CHALLENGE:
Reproduce the data below verbatim from the line containing "Output the text content of this document." through its final line, and produce nothing more.

==========

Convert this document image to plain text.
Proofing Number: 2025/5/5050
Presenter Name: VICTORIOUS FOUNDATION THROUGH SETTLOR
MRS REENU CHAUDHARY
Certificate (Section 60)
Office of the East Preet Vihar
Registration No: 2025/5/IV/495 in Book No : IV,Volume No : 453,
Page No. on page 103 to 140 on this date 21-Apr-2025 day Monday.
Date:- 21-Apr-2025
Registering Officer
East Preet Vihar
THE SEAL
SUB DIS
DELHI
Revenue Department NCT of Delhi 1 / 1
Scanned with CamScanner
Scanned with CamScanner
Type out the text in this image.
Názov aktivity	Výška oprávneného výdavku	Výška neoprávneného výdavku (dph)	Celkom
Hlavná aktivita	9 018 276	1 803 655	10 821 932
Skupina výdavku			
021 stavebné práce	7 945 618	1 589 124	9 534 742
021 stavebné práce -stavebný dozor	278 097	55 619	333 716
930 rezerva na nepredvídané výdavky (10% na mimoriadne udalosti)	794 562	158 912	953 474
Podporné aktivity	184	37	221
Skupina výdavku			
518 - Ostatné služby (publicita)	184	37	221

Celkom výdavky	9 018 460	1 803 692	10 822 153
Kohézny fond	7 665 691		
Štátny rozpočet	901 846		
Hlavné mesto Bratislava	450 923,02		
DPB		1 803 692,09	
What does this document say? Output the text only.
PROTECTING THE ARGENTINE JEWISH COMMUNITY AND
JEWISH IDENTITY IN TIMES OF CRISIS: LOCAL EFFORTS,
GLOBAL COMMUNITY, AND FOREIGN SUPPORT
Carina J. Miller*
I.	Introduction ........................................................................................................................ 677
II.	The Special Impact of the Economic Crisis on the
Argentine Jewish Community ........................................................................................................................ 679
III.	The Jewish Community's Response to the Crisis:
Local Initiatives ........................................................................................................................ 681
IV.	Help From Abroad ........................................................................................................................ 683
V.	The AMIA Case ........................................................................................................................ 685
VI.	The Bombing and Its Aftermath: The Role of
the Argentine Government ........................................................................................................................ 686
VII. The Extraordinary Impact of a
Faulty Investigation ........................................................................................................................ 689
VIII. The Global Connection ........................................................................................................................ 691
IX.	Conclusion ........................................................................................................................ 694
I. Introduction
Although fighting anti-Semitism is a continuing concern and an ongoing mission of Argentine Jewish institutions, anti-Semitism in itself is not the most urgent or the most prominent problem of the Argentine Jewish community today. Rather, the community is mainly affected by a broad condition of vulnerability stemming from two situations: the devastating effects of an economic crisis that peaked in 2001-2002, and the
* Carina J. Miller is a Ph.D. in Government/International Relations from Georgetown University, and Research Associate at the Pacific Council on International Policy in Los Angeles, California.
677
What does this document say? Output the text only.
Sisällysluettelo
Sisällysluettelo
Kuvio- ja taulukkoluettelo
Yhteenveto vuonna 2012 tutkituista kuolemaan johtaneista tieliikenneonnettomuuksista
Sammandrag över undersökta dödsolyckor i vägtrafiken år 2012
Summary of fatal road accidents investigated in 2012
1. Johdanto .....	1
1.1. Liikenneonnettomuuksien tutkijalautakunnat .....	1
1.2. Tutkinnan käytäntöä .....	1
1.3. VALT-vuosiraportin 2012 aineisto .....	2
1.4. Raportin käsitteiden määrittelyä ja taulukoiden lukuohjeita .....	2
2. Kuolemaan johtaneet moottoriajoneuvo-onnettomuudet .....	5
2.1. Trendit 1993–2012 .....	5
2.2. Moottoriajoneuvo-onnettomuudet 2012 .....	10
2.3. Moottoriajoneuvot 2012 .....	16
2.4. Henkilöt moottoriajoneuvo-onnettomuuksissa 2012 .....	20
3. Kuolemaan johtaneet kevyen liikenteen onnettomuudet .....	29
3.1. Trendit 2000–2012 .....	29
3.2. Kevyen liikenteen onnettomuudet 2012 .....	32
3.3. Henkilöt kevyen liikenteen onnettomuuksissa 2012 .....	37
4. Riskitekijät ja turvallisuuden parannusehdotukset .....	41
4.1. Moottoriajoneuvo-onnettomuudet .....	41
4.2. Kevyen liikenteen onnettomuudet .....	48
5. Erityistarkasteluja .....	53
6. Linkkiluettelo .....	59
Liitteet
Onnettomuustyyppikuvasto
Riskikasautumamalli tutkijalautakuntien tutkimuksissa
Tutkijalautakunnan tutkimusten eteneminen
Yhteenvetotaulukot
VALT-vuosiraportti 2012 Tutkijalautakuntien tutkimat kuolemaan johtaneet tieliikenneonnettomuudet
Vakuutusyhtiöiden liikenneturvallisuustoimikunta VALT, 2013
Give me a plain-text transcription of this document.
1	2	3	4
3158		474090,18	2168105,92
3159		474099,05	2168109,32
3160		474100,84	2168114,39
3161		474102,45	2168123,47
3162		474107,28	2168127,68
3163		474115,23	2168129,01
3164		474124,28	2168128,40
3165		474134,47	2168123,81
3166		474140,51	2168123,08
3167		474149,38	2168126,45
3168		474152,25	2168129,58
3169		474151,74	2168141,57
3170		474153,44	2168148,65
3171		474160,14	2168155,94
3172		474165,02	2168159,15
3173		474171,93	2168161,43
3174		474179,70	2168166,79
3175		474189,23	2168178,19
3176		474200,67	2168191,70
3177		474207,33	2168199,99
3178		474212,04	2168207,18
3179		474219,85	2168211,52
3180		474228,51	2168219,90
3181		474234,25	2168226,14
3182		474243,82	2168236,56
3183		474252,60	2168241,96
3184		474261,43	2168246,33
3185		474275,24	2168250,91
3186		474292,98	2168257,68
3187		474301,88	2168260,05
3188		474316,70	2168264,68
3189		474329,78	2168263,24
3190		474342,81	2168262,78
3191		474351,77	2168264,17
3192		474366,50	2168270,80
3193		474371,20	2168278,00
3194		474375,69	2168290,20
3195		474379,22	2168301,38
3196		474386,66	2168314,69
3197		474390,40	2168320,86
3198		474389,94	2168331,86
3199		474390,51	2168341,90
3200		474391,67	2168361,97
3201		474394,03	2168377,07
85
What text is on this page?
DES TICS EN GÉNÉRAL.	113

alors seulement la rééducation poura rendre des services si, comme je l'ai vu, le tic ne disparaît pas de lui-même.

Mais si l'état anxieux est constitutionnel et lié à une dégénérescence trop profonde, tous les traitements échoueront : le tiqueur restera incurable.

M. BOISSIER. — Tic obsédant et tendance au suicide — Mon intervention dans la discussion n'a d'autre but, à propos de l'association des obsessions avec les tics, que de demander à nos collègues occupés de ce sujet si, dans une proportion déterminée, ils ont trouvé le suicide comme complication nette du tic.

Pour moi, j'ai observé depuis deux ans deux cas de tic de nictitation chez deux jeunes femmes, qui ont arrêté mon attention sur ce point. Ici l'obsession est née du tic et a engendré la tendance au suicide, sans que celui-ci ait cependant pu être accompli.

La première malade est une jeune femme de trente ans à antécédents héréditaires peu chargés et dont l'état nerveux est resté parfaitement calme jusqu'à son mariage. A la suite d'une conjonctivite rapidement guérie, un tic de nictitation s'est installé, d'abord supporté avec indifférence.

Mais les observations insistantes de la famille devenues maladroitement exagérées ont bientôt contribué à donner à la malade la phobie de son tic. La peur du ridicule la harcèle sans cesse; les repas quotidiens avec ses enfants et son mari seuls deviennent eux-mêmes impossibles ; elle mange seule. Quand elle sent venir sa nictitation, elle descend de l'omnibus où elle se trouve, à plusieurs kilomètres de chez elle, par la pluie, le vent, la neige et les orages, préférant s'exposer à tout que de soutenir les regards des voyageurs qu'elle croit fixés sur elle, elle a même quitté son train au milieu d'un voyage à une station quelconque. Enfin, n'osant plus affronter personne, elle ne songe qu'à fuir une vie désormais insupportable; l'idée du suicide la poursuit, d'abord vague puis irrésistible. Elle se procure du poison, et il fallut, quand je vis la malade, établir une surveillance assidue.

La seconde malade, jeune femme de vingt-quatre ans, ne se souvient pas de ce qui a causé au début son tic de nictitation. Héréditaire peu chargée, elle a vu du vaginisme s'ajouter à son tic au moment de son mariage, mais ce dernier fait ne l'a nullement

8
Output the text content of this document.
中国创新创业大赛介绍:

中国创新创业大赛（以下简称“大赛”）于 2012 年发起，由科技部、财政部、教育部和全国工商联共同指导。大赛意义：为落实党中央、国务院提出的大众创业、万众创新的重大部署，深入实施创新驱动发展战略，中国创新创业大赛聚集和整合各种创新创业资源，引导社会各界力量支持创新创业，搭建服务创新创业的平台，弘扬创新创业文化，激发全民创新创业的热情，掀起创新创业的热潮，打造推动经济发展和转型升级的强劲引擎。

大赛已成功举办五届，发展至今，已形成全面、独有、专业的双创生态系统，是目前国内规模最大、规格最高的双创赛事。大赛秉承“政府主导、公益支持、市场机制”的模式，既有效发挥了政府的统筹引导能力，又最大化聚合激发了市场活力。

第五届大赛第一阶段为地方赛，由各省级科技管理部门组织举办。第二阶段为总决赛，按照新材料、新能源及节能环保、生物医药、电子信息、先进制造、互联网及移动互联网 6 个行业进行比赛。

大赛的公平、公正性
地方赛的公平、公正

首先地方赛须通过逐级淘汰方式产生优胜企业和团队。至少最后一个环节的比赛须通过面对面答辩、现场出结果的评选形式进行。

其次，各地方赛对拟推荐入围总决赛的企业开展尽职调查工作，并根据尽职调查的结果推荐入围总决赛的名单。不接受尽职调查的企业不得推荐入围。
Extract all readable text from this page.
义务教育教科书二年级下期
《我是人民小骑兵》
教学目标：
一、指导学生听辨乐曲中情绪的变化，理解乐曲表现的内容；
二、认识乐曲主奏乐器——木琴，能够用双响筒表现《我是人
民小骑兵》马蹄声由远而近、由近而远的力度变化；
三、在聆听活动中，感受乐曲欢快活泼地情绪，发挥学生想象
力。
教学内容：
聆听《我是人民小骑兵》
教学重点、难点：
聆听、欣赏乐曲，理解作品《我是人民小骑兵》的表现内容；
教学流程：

==========

SOLVED PROBLEM:
Output the text content of this document.
中国创新创业大赛介绍:

中国创新创业大赛（以下简称“大赛”）于 2012 年发起，由科技部、财政部、教育部和全国工商联共同指导。大赛意义：为落实党中央、国务院提出的大众创业、万众创新的重大部署，深入实施创新驱动发展战略，中国创新创业大赛聚集和整合各种创新创业资源，引导社会各界力量支持创新创业，搭建服务创新创业的平台，弘扬创新创业文化，激发全民创新创业的热情，掀起创新创业的热潮，打造推动经济发展和转型升级的强劲引擎。

大赛已成功举办五届，发展至今，已形成全面、独有、专业的双创生态系统，是目前国内规模最大、规格最高的双创赛事。大赛秉承“政府主导、公益支持、市场机制”的模式，既有效发挥了政府的统筹引导能力，又最大化聚合激发了市场活力。

第五届大赛第一阶段为地方赛，由各省级科技管理部门组织举办。第二阶段为总决赛，按照新材料、新能源及节能环保、生物医药、电子信息、先进制造、互联网及移动互联网 6 个行业进行比赛。

大赛的公平、公正性
地方赛的公平、公正

首先地方赛须通过逐级淘汰方式产生优胜企业和团队。至少最后一个环节的比赛须通过面对面答辩、现场出结果的评选形式进行。

其次，各地方赛对拟推荐入围总决赛的企业开展尽职调查工作，并根据尽职调查的结果推荐入围总决赛的名单。不接受尽职调查的企业不得推荐入围。
Extract all readable text from this page.
义务教育教科书二年级下期
《我是人民小骑兵》
教学目标：
一、指导学生听辨乐曲中情绪的变化，理解乐曲表现的内容；
二、认识乐曲主奏乐器——木琴，能够用双响筒表现《我是人
民小骑兵》马蹄声由远而近、由近而远的力度变化；
三、在聆听活动中，感受乐曲欢快活泼地情绪，发挥学生想象
力。
教学内容：
聆听《我是人民小骑兵》
教学重点、难点：
聆听、欣赏乐曲，理解作品《我是人民小骑兵》的表现内容；
教学流程：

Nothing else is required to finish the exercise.